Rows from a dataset
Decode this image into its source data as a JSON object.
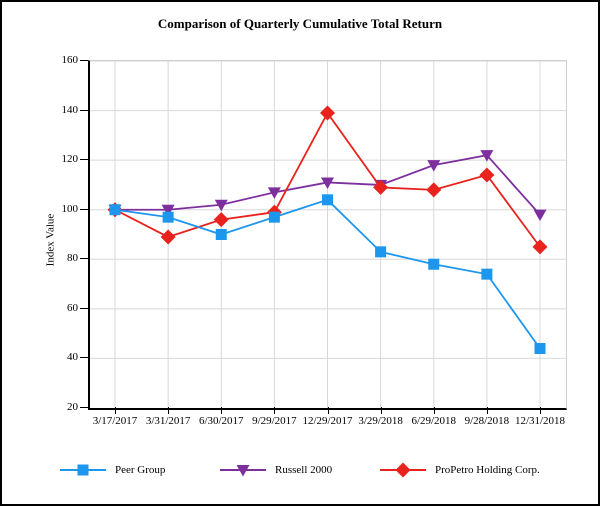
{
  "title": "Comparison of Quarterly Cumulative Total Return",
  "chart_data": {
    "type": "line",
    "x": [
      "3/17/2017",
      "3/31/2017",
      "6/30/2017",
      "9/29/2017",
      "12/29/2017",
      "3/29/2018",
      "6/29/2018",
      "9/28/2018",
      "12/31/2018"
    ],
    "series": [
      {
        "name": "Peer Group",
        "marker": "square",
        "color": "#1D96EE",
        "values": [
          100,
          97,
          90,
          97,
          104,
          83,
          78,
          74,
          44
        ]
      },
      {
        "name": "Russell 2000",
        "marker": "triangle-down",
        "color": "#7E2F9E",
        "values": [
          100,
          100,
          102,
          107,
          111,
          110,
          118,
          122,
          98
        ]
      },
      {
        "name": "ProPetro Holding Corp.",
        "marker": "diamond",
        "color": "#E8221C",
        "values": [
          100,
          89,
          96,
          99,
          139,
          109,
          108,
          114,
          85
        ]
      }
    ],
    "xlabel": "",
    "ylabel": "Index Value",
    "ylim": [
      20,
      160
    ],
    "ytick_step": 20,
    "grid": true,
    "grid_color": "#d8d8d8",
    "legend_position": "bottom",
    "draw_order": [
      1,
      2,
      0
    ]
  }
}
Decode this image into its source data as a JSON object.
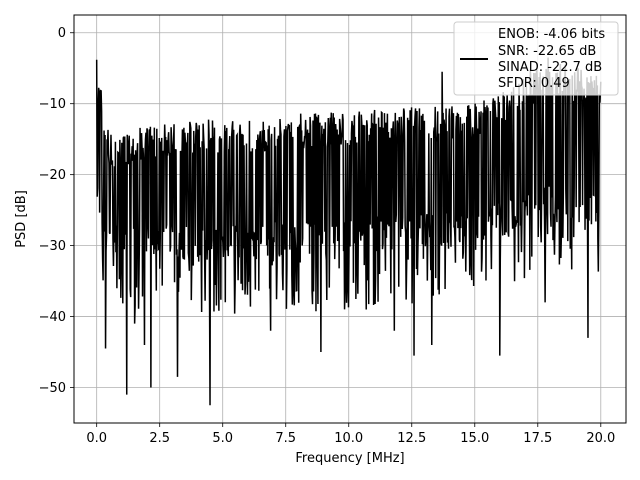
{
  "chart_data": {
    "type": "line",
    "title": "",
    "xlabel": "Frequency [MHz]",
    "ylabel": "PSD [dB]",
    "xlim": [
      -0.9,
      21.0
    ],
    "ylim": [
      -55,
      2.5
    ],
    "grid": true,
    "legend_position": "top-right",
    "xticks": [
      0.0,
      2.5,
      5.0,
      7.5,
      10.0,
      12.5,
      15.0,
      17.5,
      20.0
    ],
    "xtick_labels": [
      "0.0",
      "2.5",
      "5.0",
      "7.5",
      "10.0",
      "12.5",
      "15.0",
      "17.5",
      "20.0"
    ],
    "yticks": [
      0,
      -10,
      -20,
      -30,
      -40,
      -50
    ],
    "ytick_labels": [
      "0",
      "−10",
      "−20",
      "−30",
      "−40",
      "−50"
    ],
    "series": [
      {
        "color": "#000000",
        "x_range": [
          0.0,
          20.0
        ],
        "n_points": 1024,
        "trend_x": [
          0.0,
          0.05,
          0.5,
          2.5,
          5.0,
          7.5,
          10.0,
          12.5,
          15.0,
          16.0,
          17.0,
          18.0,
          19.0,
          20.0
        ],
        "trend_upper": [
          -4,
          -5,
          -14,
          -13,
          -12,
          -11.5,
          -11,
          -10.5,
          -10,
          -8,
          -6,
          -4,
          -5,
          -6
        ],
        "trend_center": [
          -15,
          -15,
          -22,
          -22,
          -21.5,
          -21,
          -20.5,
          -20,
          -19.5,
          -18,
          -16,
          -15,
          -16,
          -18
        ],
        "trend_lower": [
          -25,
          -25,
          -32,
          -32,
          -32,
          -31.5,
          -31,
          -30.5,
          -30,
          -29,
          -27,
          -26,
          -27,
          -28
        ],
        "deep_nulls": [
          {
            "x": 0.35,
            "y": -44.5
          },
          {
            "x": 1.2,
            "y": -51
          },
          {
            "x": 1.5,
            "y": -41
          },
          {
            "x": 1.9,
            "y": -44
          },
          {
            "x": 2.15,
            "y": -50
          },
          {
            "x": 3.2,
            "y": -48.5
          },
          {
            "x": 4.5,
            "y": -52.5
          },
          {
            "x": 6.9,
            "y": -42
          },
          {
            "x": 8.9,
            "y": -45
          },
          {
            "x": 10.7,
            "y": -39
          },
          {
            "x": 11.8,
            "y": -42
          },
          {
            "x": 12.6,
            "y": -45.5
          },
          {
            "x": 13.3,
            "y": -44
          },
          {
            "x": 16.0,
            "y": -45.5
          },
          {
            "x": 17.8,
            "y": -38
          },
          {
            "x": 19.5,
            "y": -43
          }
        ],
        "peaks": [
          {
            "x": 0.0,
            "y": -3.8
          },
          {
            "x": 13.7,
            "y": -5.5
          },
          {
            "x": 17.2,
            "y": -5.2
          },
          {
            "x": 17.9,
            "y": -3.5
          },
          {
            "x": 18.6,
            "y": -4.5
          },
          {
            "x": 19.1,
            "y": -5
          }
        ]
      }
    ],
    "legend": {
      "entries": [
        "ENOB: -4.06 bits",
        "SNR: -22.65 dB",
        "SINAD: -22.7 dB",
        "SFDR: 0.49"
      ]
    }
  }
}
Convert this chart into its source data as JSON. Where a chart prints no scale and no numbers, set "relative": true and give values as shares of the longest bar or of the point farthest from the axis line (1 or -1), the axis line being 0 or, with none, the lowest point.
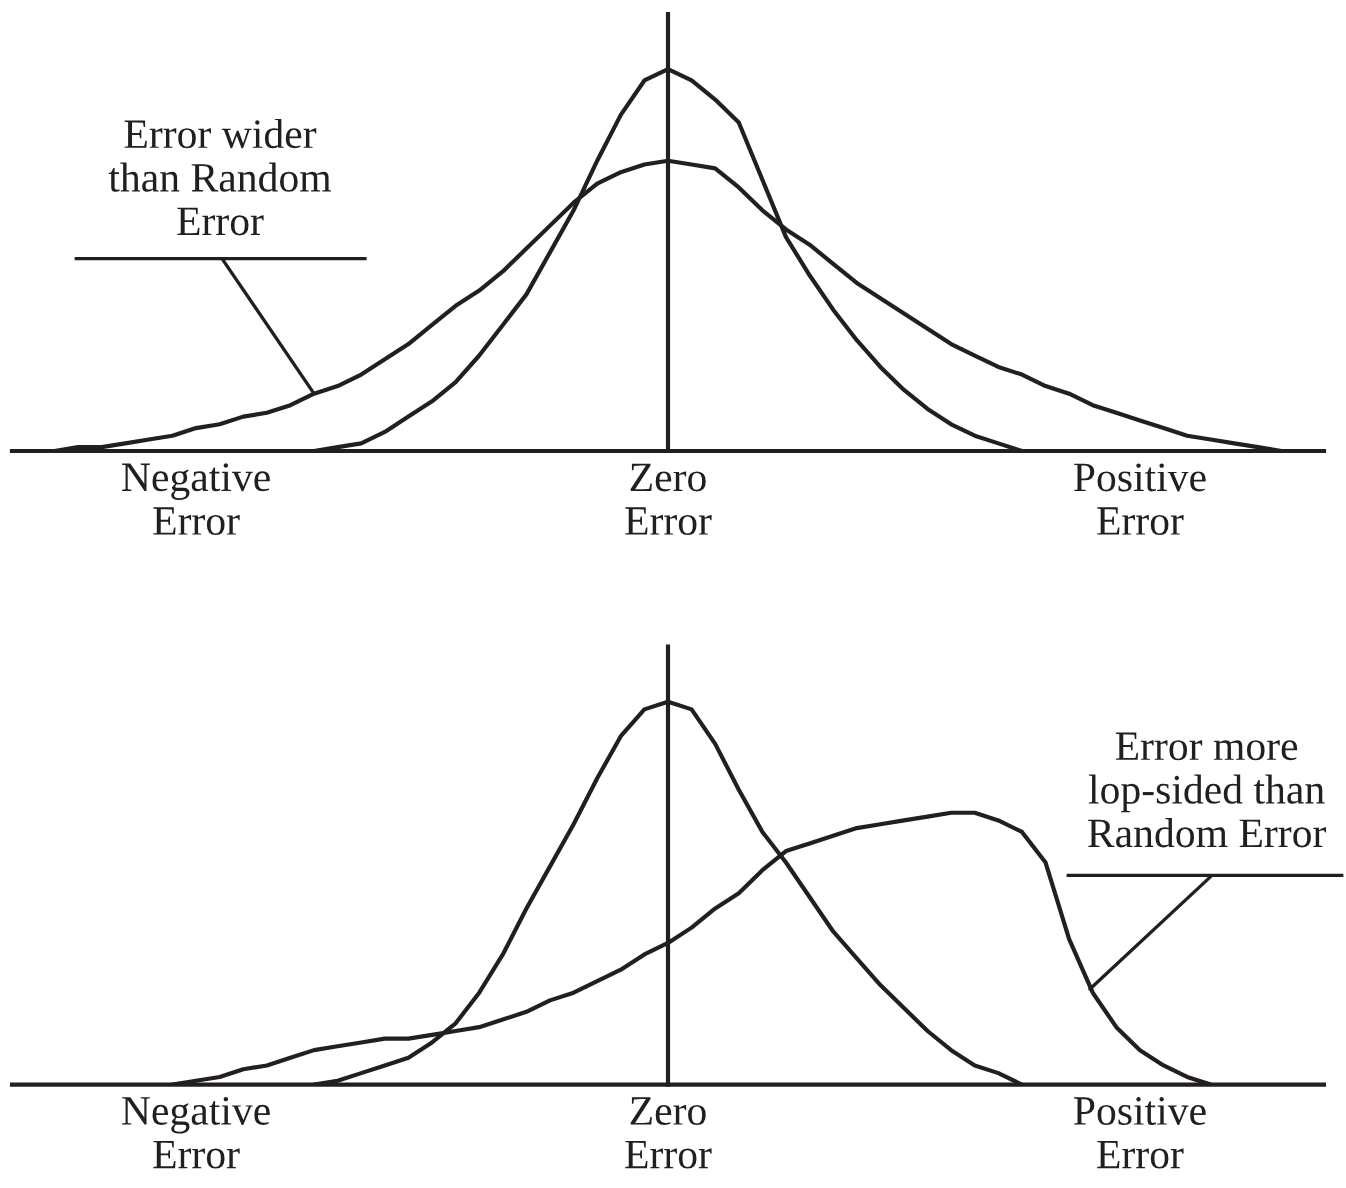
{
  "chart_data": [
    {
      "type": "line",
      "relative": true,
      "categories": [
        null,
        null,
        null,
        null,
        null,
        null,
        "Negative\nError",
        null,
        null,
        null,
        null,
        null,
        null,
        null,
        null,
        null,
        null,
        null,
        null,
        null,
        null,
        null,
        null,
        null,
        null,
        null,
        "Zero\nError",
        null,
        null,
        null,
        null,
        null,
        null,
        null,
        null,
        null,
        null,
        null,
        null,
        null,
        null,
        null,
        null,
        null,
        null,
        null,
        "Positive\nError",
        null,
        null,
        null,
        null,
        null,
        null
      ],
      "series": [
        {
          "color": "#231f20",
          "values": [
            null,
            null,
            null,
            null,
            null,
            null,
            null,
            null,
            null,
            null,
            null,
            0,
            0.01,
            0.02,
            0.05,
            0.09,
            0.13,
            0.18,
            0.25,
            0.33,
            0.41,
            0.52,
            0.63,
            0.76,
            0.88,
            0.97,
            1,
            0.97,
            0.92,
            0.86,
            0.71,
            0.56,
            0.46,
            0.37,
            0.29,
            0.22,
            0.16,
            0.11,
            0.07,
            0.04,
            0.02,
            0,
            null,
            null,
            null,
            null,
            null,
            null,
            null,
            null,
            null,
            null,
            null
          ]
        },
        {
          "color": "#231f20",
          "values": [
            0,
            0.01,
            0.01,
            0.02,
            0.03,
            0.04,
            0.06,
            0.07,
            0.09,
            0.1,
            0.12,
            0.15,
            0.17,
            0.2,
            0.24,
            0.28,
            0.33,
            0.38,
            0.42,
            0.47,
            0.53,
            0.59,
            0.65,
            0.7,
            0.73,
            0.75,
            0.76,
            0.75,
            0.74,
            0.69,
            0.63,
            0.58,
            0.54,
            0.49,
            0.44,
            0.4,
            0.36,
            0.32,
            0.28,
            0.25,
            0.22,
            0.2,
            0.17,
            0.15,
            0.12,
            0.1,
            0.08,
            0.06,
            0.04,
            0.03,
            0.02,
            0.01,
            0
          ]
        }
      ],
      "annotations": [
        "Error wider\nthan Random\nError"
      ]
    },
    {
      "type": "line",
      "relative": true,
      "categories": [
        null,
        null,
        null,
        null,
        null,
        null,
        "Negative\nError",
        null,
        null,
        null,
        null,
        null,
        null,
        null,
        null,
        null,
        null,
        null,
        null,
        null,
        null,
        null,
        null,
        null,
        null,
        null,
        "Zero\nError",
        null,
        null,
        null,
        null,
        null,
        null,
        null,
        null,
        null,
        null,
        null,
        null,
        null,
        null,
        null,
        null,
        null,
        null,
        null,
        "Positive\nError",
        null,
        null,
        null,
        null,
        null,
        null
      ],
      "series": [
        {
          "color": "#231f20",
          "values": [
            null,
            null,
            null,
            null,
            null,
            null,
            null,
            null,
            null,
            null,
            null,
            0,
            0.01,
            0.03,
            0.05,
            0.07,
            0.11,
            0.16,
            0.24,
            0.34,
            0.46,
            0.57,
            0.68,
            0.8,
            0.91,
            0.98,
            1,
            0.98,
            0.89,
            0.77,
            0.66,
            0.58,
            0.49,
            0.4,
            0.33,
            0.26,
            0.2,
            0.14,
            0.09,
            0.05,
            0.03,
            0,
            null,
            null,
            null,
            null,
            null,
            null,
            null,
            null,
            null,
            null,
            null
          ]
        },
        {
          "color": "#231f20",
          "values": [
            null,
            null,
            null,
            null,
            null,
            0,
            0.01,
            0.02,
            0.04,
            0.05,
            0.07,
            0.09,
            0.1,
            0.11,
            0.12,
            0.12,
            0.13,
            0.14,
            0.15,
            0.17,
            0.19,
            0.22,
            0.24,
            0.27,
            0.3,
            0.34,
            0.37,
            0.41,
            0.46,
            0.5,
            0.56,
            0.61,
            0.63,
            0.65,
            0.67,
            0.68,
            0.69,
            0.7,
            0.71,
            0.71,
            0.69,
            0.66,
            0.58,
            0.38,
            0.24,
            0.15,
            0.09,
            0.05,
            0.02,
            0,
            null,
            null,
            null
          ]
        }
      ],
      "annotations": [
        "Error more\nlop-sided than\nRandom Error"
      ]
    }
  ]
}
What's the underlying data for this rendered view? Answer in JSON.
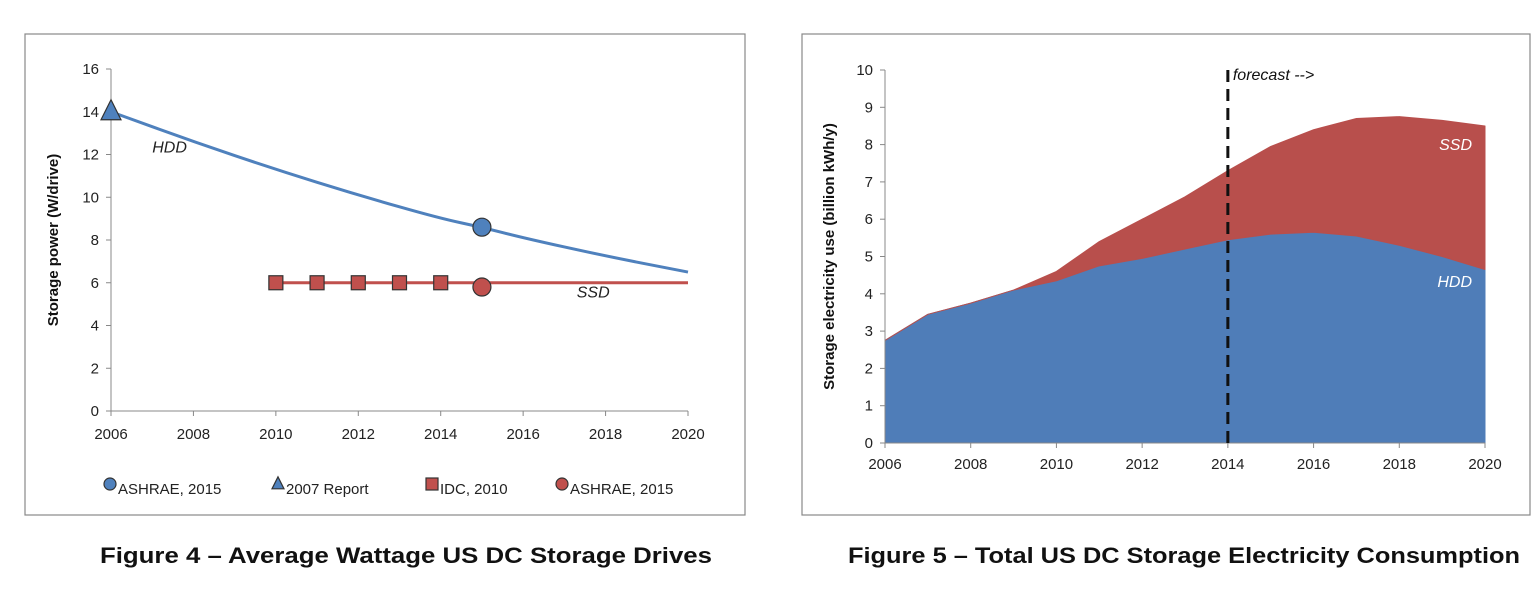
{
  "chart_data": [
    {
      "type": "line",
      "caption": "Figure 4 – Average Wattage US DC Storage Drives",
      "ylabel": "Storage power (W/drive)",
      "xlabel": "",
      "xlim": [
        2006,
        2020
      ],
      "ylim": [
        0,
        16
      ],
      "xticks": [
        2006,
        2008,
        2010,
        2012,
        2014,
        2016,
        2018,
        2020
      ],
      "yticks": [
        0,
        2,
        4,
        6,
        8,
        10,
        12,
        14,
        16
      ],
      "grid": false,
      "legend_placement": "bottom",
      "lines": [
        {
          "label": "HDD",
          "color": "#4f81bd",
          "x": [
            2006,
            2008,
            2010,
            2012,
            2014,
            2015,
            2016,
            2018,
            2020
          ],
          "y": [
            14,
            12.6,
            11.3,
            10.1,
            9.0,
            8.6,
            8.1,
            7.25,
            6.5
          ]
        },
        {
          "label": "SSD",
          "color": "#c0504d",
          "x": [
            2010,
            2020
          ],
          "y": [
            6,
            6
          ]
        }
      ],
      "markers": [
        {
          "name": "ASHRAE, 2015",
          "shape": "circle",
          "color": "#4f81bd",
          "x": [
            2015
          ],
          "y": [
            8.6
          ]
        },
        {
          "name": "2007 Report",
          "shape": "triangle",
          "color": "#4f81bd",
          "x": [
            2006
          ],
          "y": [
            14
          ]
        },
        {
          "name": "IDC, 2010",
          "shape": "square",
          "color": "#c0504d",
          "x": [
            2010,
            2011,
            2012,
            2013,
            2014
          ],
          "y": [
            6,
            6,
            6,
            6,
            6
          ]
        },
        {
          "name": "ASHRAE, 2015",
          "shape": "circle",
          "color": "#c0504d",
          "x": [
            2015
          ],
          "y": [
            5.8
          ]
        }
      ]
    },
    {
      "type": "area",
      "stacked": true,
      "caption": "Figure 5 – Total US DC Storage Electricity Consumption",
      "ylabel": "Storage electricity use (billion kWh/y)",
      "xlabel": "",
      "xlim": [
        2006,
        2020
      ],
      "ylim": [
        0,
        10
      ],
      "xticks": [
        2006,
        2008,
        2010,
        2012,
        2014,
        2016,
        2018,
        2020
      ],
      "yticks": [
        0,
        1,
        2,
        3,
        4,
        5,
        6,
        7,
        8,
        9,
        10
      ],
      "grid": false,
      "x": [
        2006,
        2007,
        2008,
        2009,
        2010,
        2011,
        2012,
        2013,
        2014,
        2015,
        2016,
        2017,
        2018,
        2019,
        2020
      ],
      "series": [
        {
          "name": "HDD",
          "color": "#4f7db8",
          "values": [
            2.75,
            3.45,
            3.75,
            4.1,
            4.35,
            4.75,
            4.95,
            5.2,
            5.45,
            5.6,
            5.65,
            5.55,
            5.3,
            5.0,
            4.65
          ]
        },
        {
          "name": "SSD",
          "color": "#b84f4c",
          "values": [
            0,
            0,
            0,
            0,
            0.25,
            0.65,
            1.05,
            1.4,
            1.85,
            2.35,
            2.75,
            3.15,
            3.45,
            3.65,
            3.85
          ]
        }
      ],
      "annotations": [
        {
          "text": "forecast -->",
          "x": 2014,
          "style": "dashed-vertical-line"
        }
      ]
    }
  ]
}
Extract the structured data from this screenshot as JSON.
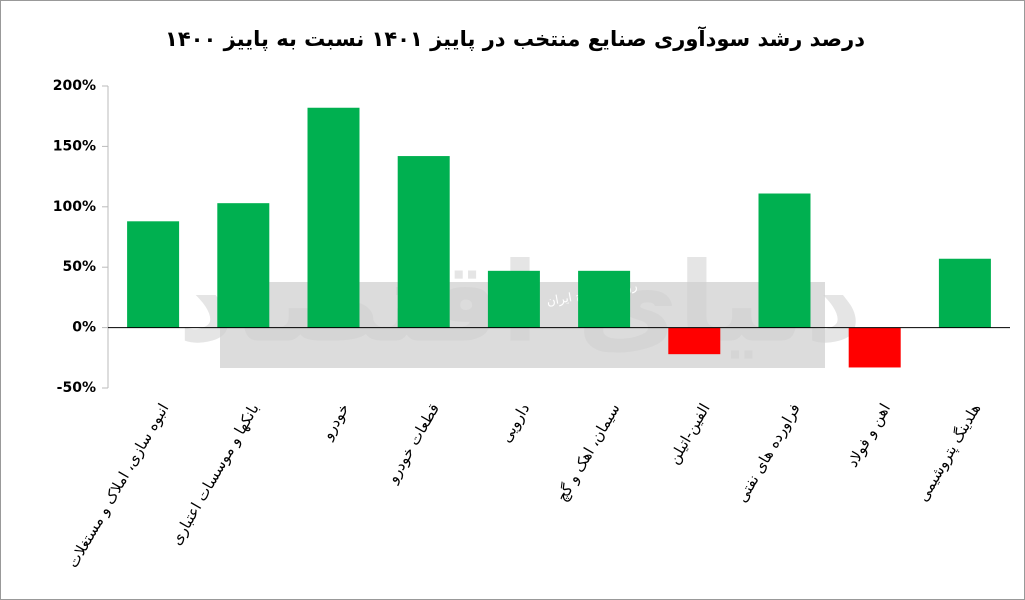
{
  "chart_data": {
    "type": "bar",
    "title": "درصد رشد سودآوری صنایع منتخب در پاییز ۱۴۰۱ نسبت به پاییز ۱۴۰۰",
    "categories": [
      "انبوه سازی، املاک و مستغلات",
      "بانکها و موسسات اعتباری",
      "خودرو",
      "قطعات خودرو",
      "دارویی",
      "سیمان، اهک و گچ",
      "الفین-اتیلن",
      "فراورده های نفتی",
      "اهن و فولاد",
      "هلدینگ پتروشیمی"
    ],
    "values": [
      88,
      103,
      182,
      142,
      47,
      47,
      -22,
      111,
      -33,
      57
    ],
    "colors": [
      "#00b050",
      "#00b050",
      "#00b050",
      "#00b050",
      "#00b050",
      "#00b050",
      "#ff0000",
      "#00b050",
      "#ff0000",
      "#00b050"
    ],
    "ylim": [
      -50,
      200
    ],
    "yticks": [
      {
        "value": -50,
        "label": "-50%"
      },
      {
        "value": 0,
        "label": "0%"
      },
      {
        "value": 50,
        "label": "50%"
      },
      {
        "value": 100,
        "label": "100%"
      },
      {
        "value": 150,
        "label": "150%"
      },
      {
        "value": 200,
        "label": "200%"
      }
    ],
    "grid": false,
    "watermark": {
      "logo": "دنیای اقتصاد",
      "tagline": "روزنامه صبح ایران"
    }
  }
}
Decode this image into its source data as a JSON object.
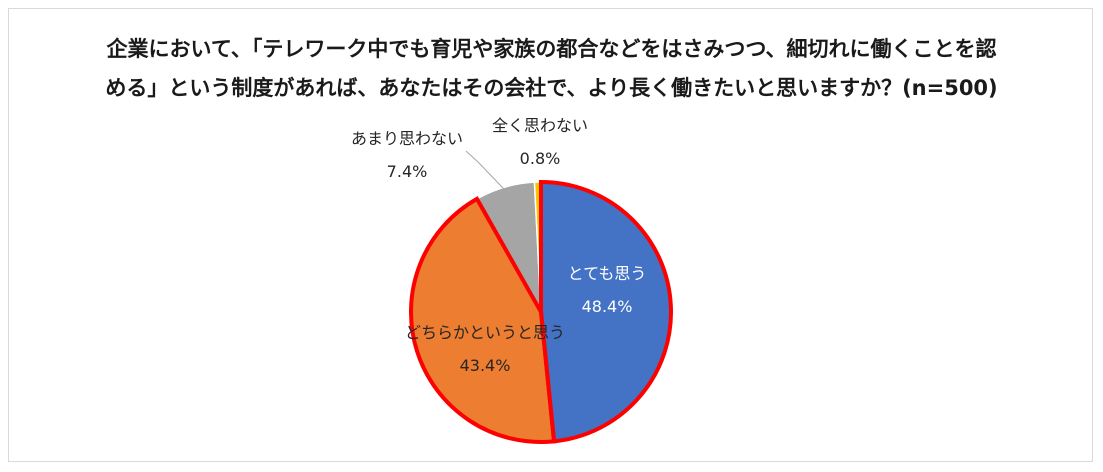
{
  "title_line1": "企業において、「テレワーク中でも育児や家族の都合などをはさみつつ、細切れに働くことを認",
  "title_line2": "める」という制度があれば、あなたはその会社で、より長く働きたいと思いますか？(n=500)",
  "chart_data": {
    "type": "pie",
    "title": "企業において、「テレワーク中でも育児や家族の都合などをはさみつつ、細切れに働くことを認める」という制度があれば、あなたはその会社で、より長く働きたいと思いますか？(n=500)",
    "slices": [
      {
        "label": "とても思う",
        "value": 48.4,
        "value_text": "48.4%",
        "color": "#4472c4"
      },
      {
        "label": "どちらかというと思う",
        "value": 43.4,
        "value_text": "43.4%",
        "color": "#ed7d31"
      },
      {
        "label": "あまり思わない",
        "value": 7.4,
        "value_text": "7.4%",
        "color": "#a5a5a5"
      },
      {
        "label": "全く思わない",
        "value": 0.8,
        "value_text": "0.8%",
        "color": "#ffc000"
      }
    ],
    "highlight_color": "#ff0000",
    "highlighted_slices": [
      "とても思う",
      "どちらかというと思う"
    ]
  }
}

§ **THE PROBLEM**: Count the lines in the entries above that include the string "企業において", then give only that figure.

§ **ANSWER BELOW**: 2